Written request: Leave out the images; return the rest of the data exactly.

Given records:

# # #

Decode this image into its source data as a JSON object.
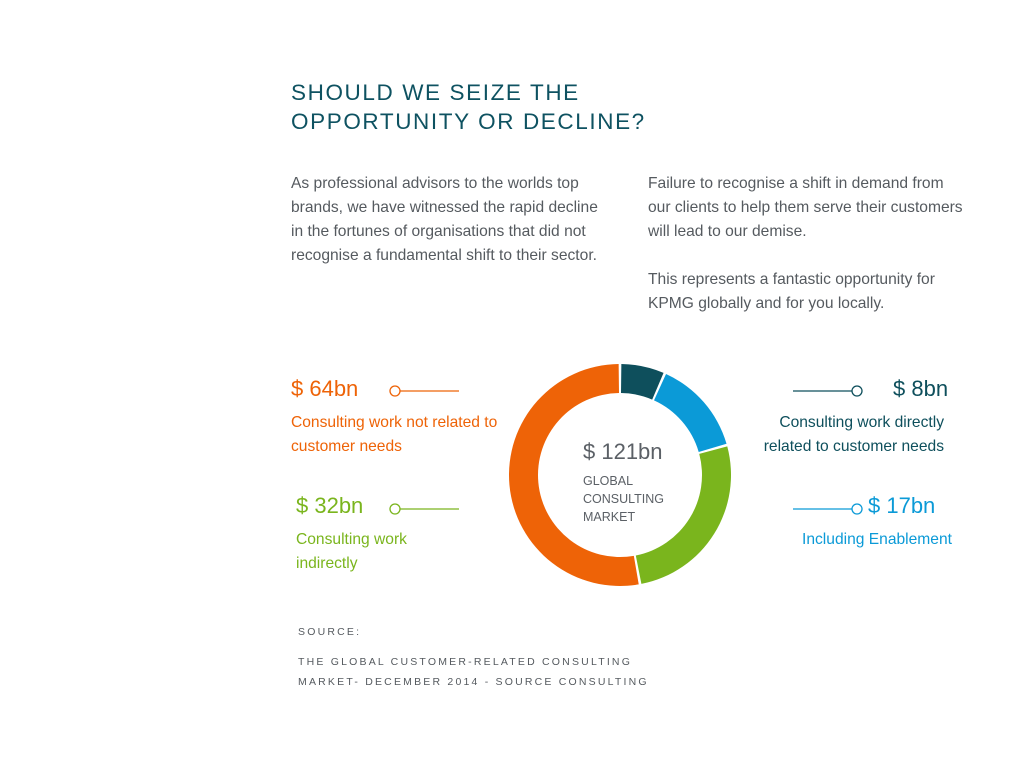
{
  "page": {
    "title": "SHOULD WE SEIZE THE OPPORTUNITY OR DECLINE?",
    "paragraph_left": "As professional advisors to the worlds top brands, we have witnessed the rapid decline in the fortunes of organisations that did not recognise a fundamental shift to their sector.",
    "paragraph_right_1": "Failure to recognise a shift in demand from our clients to help them serve their customers will lead to our demise.",
    "paragraph_right_2": "This represents a fantastic opportunity for KPMG globally and for you locally.",
    "source_label": "SOURCE:",
    "source_line_1": "THE GLOBAL CUSTOMER-RELATED CONSULTING",
    "source_line_2": "MARKET- DECEMBER 2014 - SOURCE CONSULTING"
  },
  "chart_data": {
    "type": "pie",
    "center_value": "$ 121bn",
    "center_label": "GLOBAL CONSULTING MARKET",
    "total": 121,
    "segments": [
      {
        "value": 8,
        "display": "$ 8bn",
        "label": "Consulting work directly related to customer needs",
        "color": "#0e4f5c"
      },
      {
        "value": 17,
        "display": "$ 17bn",
        "label": "Including Enablement",
        "color": "#0b9ad7"
      },
      {
        "value": 32,
        "display": "$ 32bn",
        "label": "Consulting work indirectly",
        "color": "#7ab51d"
      },
      {
        "value": 64,
        "display": "$ 64bn",
        "label": "Consulting work not related to customer needs",
        "color": "#ee6307"
      }
    ]
  }
}
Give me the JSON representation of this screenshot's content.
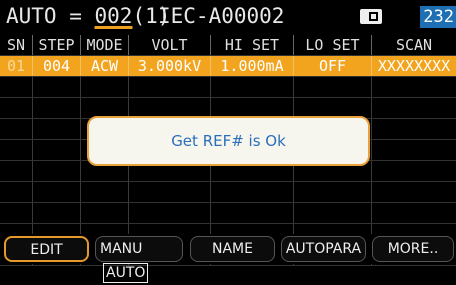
{
  "header": {
    "auto_prefix": "AUTO = ",
    "auto_number": "002",
    "auto_suffix": "(1)",
    "iec": "IEC-A00002",
    "badge": "232"
  },
  "table": {
    "columns": [
      "SN",
      "STEP",
      "MODE",
      "VOLT",
      "HI SET",
      "LO SET",
      "SCAN"
    ],
    "rows": [
      {
        "sn": "01",
        "step": "004",
        "mode": "ACW",
        "volt": "3.000kV",
        "hi": "1.000mA",
        "lo": "OFF",
        "scan": "XXXXXXXX"
      }
    ]
  },
  "popup": {
    "message": "Get REF# is Ok"
  },
  "footer": {
    "edit": "EDIT",
    "manu": "MANU",
    "auto": "AUTO",
    "name": "NAME",
    "autopara": "AUTOPARA",
    "more": "MORE.."
  },
  "colors": {
    "selected_row": "#f3a41f",
    "badge": "#1f6fb5",
    "popup_text": "#2b6fb8",
    "accent": "#e49a2a"
  }
}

# # #

The response:
Decode this image into its source data as a JSON object.
{
  "page": {
    "title": "SHOULD WE SEIZE THE OPPORTUNITY OR DECLINE?",
    "paragraph_left": "As professional advisors to the worlds top brands, we have witnessed the rapid decline in the fortunes of organisations that did not recognise a fundamental shift to their sector.",
    "paragraph_right_1": "Failure to recognise a shift in demand from our clients to help them serve their customers will lead to our demise.",
    "paragraph_right_2": "This represents a fantastic opportunity for KPMG globally and for you locally.",
    "source_label": "SOURCE:",
    "source_line_1": "THE GLOBAL CUSTOMER-RELATED CONSULTING",
    "source_line_2": "MARKET- DECEMBER 2014 - SOURCE CONSULTING"
  },
  "chart_data": {
    "type": "pie",
    "center_value": "$ 121bn",
    "center_label": "GLOBAL CONSULTING MARKET",
    "total": 121,
    "segments": [
      {
        "value": 8,
        "display": "$ 8bn",
        "label": "Consulting work directly related to customer needs",
        "color": "#0e4f5c"
      },
      {
        "value": 17,
        "display": "$ 17bn",
        "label": "Including Enablement",
        "color": "#0b9ad7"
      },
      {
        "value": 32,
        "display": "$ 32bn",
        "label": "Consulting work indirectly",
        "color": "#7ab51d"
      },
      {
        "value": 64,
        "display": "$ 64bn",
        "label": "Consulting work not related to customer needs",
        "color": "#ee6307"
      }
    ]
  }
}
Give me the JSON representation of this screenshot's content.
{
  "header": {
    "auto_prefix": "AUTO = ",
    "auto_number": "002",
    "auto_suffix": "(1)",
    "iec": "IEC-A00002",
    "badge": "232"
  },
  "table": {
    "columns": [
      "SN",
      "STEP",
      "MODE",
      "VOLT",
      "HI SET",
      "LO SET",
      "SCAN"
    ],
    "rows": [
      {
        "sn": "01",
        "step": "004",
        "mode": "ACW",
        "volt": "3.000kV",
        "hi": "1.000mA",
        "lo": "OFF",
        "scan": "XXXXXXXX"
      }
    ]
  },
  "popup": {
    "message": "Get REF# is Ok"
  },
  "footer": {
    "edit": "EDIT",
    "manu": "MANU",
    "auto": "AUTO",
    "name": "NAME",
    "autopara": "AUTOPARA",
    "more": "MORE.."
  },
  "colors": {
    "selected_row": "#f3a41f",
    "badge": "#1f6fb5",
    "popup_text": "#2b6fb8",
    "accent": "#e49a2a"
  }
}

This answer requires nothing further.